TASK INSTRUCTIONS: Reproduce the listing below without any change.

Figure record listings:
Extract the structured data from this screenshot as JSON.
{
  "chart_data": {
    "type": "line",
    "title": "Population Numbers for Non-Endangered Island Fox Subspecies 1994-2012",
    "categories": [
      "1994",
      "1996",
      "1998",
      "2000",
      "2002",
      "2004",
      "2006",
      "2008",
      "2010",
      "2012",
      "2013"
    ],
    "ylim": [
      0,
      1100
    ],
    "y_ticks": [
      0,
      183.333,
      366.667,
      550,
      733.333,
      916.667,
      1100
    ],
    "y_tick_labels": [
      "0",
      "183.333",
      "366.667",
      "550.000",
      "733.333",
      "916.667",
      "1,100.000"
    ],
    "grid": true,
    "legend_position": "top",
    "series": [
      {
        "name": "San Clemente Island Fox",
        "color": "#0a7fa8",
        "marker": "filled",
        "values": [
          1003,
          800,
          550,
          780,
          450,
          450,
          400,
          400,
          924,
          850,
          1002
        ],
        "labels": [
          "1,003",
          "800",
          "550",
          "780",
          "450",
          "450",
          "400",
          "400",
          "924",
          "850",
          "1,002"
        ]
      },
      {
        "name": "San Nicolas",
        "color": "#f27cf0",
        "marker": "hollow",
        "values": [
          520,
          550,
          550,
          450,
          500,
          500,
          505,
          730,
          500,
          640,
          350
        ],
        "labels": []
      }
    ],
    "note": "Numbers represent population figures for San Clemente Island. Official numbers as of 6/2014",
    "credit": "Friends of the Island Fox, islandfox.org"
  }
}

TASK ANSWER:
Extract the structured data from this screenshot as JSON.
{
  "chart_data": {
    "type": "line",
    "title": "Population Numbers for Non-Endangered Island Fox Subspecies 1994-2012",
    "categories": [
      "1994",
      "1996",
      "1998",
      "2000",
      "2002",
      "2004",
      "2006",
      "2008",
      "2010",
      "2012",
      "2013"
    ],
    "ylim": [
      0,
      1100
    ],
    "y_ticks": [
      0,
      183.333,
      366.667,
      550,
      733.333,
      916.667,
      1100
    ],
    "y_tick_labels": [
      "0",
      "183.333",
      "366.667",
      "550.000",
      "733.333",
      "916.667",
      "1,100.000"
    ],
    "grid": true,
    "legend_position": "top",
    "series": [
      {
        "name": "San Clemente Island Fox",
        "color": "#0a7fa8",
        "marker": "filled",
        "values": [
          1003,
          800,
          550,
          780,
          450,
          450,
          400,
          400,
          924,
          850,
          1002
        ],
        "labels": [
          "1,003",
          "800",
          "550",
          "780",
          "450",
          "450",
          "400",
          "400",
          "924",
          "850",
          "1,002"
        ]
      },
      {
        "name": "San Nicolas",
        "color": "#f27cf0",
        "marker": "hollow",
        "values": [
          520,
          550,
          550,
          450,
          500,
          500,
          505,
          730,
          500,
          640,
          350
        ],
        "labels": []
      }
    ],
    "note": "Numbers represent population figures for San Clemente Island. Official numbers as of 6/2014",
    "credit": "Friends of the Island Fox, islandfox.org"
  }
}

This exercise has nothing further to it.